Given instruction: Write out the following data again, replacing "chevron-down-icon" with "expand-arrow-icon" everywhere it appears and changing nothing else. Leave the pictures out of your answer.
Start Raw data
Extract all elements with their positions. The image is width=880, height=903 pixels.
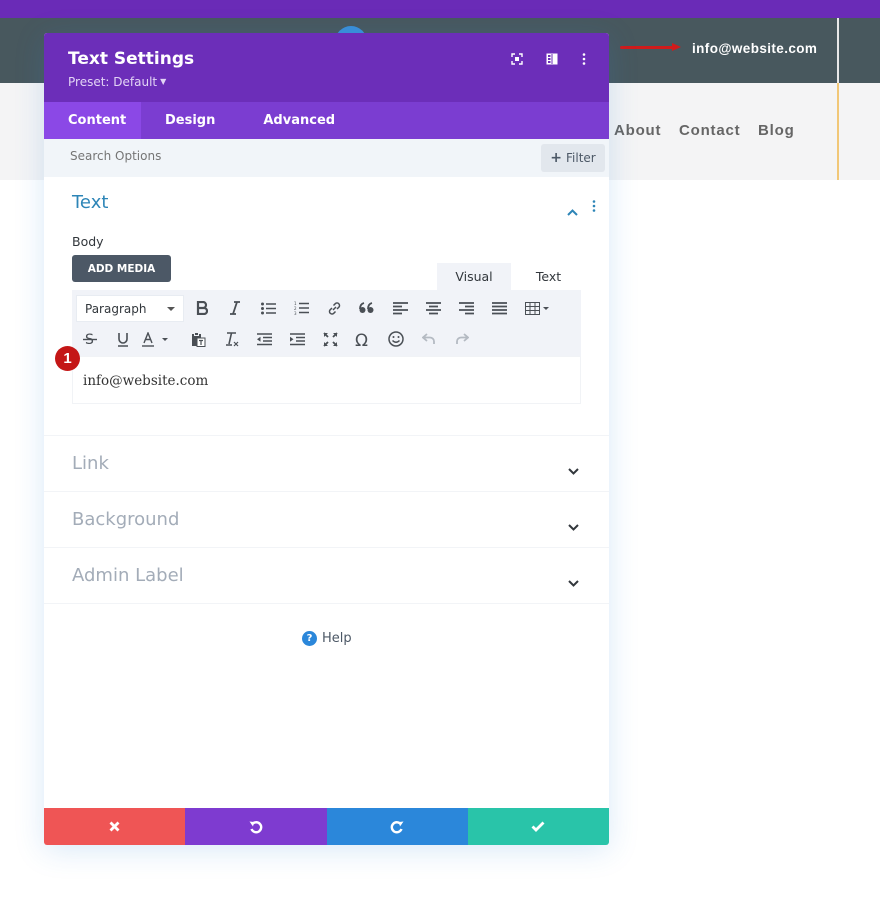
- editor-tab-text[interactable]: Text: [516, 263, 581, 290]
- text-settings-modal: Text Settings Preset: Default ▼ Content D…: [44, 33, 609, 845]
- section-more-icon[interactable]: [592, 197, 596, 216]
- underline-icon[interactable]: [111, 327, 135, 351]
- section-background[interactable]: Background: [44, 491, 609, 547]
- caret-down-icon: [167, 307, 175, 311]
- help-link[interactable]: ? Help: [302, 631, 352, 646]
- chevron-down-icon: [568, 460, 579, 479]
- preset-label: Preset: Default: [68, 75, 158, 89]
- align-right-icon[interactable]: [454, 296, 478, 320]
- checkmark-icon: [531, 821, 545, 832]
- add-media-button[interactable]: ADD MEDIA: [72, 255, 171, 282]
- nav-link-about[interactable]: About: [614, 122, 661, 139]
- builder-top-bar: [0, 0, 880, 18]
- tab-advanced[interactable]: Advanced: [239, 102, 359, 139]
- body-label: Body: [72, 234, 104, 249]
- paste-as-text-icon[interactable]: [186, 327, 210, 351]
- help-icon: ?: [302, 631, 317, 646]
- numbered-list-icon[interactable]: 123: [289, 296, 313, 320]
- annotation-badge: 1: [55, 346, 80, 371]
- link-icon[interactable]: [322, 296, 346, 320]
- site-header-email[interactable]: info@website.com: [692, 41, 817, 56]
- editor-tab-visual[interactable]: Visual: [437, 263, 511, 290]
- nav-link-contact[interactable]: Contact: [679, 122, 740, 139]
- modal-tabs: Content Design Advanced: [44, 102, 609, 139]
- text-section-title[interactable]: Text: [72, 192, 108, 213]
- plus-icon: +: [550, 150, 562, 166]
- bold-icon[interactable]: [190, 296, 214, 320]
- editor-content[interactable]: info@website.com: [83, 373, 208, 389]
- arrow-line: [620, 46, 674, 49]
- close-icon: [109, 821, 120, 832]
- align-left-icon[interactable]: [388, 296, 412, 320]
- divider: [44, 603, 609, 604]
- caret-down-icon: ▼: [160, 77, 167, 86]
- special-character-icon[interactable]: Ω: [351, 327, 375, 351]
- section-link-title: Link: [72, 453, 109, 474]
- section-admin-label-title: Admin Label: [72, 565, 184, 586]
- text-color-icon[interactable]: [140, 327, 174, 351]
- help-label: Help: [322, 631, 352, 646]
- outdent-icon[interactable]: [252, 327, 276, 351]
- chevron-down-icon: [568, 572, 579, 591]
- svg-text:Ω: Ω: [355, 332, 368, 347]
- format-select[interactable]: Paragraph: [76, 295, 184, 322]
- svg-text:3: 3: [294, 311, 297, 315]
- format-select-value: Paragraph: [85, 301, 147, 316]
- align-justify-icon[interactable]: [487, 296, 511, 320]
- undo-icon[interactable]: [417, 327, 441, 351]
- more-options-icon[interactable]: [576, 51, 592, 67]
- editor-toolbar: Paragraph 123 S: [72, 290, 581, 356]
- filter-button[interactable]: + Filter: [541, 144, 605, 172]
- emoji-icon[interactable]: [384, 327, 408, 351]
- search-row: + Filter: [44, 139, 609, 177]
- cancel-button[interactable]: [44, 808, 186, 845]
- filter-label: Filter: [566, 151, 596, 165]
- section-link[interactable]: Link: [44, 435, 609, 491]
- body-editor[interactable]: info@website.com: [72, 356, 581, 404]
- align-center-icon[interactable]: [421, 296, 445, 320]
- preset-dropdown[interactable]: Preset: Default ▼: [68, 75, 166, 89]
- column-divider-highlight: [837, 83, 839, 180]
- modal-header[interactable]: Text Settings Preset: Default ▼: [44, 33, 609, 102]
- redo-icon[interactable]: [450, 327, 474, 351]
- modal-footer: [44, 808, 609, 845]
- section-admin-label[interactable]: Admin Label: [44, 547, 609, 603]
- clear-formatting-icon[interactable]: [219, 327, 243, 351]
- expand-icon[interactable]: [509, 51, 525, 67]
- save-button[interactable]: [467, 808, 609, 845]
- search-options-input[interactable]: [70, 149, 470, 163]
- blockquote-icon[interactable]: [355, 296, 379, 320]
- modal-title: Text Settings: [68, 49, 195, 69]
- italic-icon[interactable]: [223, 296, 247, 320]
- redo-button[interactable]: [326, 808, 468, 845]
- arrow-head: [672, 43, 681, 51]
- fullscreen-icon[interactable]: [318, 327, 342, 351]
- split-view-icon[interactable]: [544, 51, 560, 67]
- chevron-down-icon: [568, 516, 579, 535]
- tab-design[interactable]: Design: [141, 102, 239, 139]
- tab-content[interactable]: Content: [44, 102, 141, 139]
- undo-button[interactable]: [185, 808, 327, 845]
- column-divider: [837, 18, 839, 83]
- annotation-arrow-icon: [620, 43, 682, 51]
- strikethrough-icon[interactable]: S: [78, 327, 102, 351]
- table-icon[interactable]: [522, 296, 554, 320]
- section-background-title: Background: [72, 509, 180, 530]
- undo-icon: [249, 820, 263, 833]
- page: info@website.com About Contact Blog Text…: [0, 0, 880, 903]
- indent-icon[interactable]: [285, 327, 309, 351]
- bullet-list-icon[interactable]: [256, 296, 280, 320]
- nav-link-blog[interactable]: Blog: [758, 122, 795, 139]
- chevron-up-icon[interactable]: [567, 201, 578, 220]
- redo-icon: [390, 820, 404, 833]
End Raw data
Written response:
Extract all elements with their positions. The image is width=880, height=903 pixels.
- editor-tab-text[interactable]: Text: [516, 263, 581, 290]
- text-settings-modal: Text Settings Preset: Default ▼ Content D…: [44, 33, 609, 845]
- section-more-icon[interactable]: [592, 197, 596, 216]
- underline-icon[interactable]: [111, 327, 135, 351]
- section-background[interactable]: Background: [44, 491, 609, 547]
- caret-down-icon: [167, 307, 175, 311]
- help-link[interactable]: ? Help: [302, 631, 352, 646]
- expand-arrow-icon: [568, 460, 579, 479]
- preset-label: Preset: Default: [68, 75, 158, 89]
- align-right-icon[interactable]: [454, 296, 478, 320]
- checkmark-icon: [531, 821, 545, 832]
- add-media-button[interactable]: ADD MEDIA: [72, 255, 171, 282]
- nav-link-about[interactable]: About: [614, 122, 661, 139]
- builder-top-bar: [0, 0, 880, 18]
- tab-advanced[interactable]: Advanced: [239, 102, 359, 139]
- body-label: Body: [72, 234, 104, 249]
- paste-as-text-icon[interactable]: [186, 327, 210, 351]
- help-icon: ?: [302, 631, 317, 646]
- numbered-list-icon[interactable]: 123: [289, 296, 313, 320]
- annotation-badge: 1: [55, 346, 80, 371]
- link-icon[interactable]: [322, 296, 346, 320]
- site-header-email[interactable]: info@website.com: [692, 41, 817, 56]
- editor-tab-visual[interactable]: Visual: [437, 263, 511, 290]
- nav-link-contact[interactable]: Contact: [679, 122, 740, 139]
- modal-tabs: Content Design Advanced: [44, 102, 609, 139]
- text-section-title[interactable]: Text: [72, 192, 108, 213]
- plus-icon: +: [550, 150, 562, 166]
- bold-icon[interactable]: [190, 296, 214, 320]
- editor-content[interactable]: info@website.com: [83, 373, 208, 389]
- arrow-line: [620, 46, 674, 49]
- close-icon: [109, 821, 120, 832]
- align-left-icon[interactable]: [388, 296, 412, 320]
- divider: [44, 603, 609, 604]
- caret-down-icon: ▼: [160, 77, 167, 86]
- special-character-icon[interactable]: Ω: [351, 327, 375, 351]
- section-link-title: Link: [72, 453, 109, 474]
- section-admin-label-title: Admin Label: [72, 565, 184, 586]
- text-color-icon[interactable]: [140, 327, 174, 351]
- help-label: Help: [322, 631, 352, 646]
- outdent-icon[interactable]: [252, 327, 276, 351]
- expand-arrow-icon: [568, 572, 579, 591]
- svg-text:Ω: Ω: [355, 332, 368, 347]
- format-select[interactable]: Paragraph: [76, 295, 184, 322]
- svg-text:3: 3: [294, 311, 297, 315]
- format-select-value: Paragraph: [85, 301, 147, 316]
- align-justify-icon[interactable]: [487, 296, 511, 320]
- undo-icon[interactable]: [417, 327, 441, 351]
- more-options-icon[interactable]: [576, 51, 592, 67]
- editor-toolbar: Paragraph 123 S: [72, 290, 581, 356]
- filter-button[interactable]: + Filter: [541, 144, 605, 172]
- emoji-icon[interactable]: [384, 327, 408, 351]
- search-row: + Filter: [44, 139, 609, 177]
- cancel-button[interactable]: [44, 808, 186, 845]
- filter-label: Filter: [566, 151, 596, 165]
- section-link[interactable]: Link: [44, 435, 609, 491]
- body-editor[interactable]: info@website.com: [72, 356, 581, 404]
- align-center-icon[interactable]: [421, 296, 445, 320]
- preset-dropdown[interactable]: Preset: Default ▼: [68, 75, 166, 89]
- column-divider-highlight: [837, 83, 839, 180]
- modal-header[interactable]: Text Settings Preset: Default ▼: [44, 33, 609, 102]
- redo-icon[interactable]: [450, 327, 474, 351]
- modal-footer: [44, 808, 609, 845]
- section-admin-label[interactable]: Admin Label: [44, 547, 609, 603]
- clear-formatting-icon[interactable]: [219, 327, 243, 351]
- expand-icon[interactable]: [509, 51, 525, 67]
- save-button[interactable]: [467, 808, 609, 845]
- search-options-input[interactable]: [70, 149, 470, 163]
- blockquote-icon[interactable]: [355, 296, 379, 320]
- modal-title: Text Settings: [68, 49, 195, 69]
- italic-icon[interactable]: [223, 296, 247, 320]
- redo-button[interactable]: [326, 808, 468, 845]
- arrow-head: [672, 43, 681, 51]
- fullscreen-icon[interactable]: [318, 327, 342, 351]
- split-view-icon[interactable]: [544, 51, 560, 67]
- expand-arrow-icon: [568, 516, 579, 535]
- tab-design[interactable]: Design: [141, 102, 239, 139]
- tab-content[interactable]: Content: [44, 102, 141, 139]
- undo-button[interactable]: [185, 808, 327, 845]
- column-divider: [837, 18, 839, 83]
- annotation-arrow-icon: [620, 43, 682, 51]
- strikethrough-icon[interactable]: S: [78, 327, 102, 351]
- table-icon[interactable]: [522, 296, 554, 320]
- section-background-title: Background: [72, 509, 180, 530]
- undo-icon: [249, 820, 263, 833]
- page: info@website.com About Contact Blog Text…: [0, 0, 880, 903]
- indent-icon[interactable]: [285, 327, 309, 351]
- bullet-list-icon[interactable]: [256, 296, 280, 320]
- nav-link-blog[interactable]: Blog: [758, 122, 795, 139]
- chevron-up-icon[interactable]: [567, 201, 578, 220]
- redo-icon: [390, 820, 404, 833]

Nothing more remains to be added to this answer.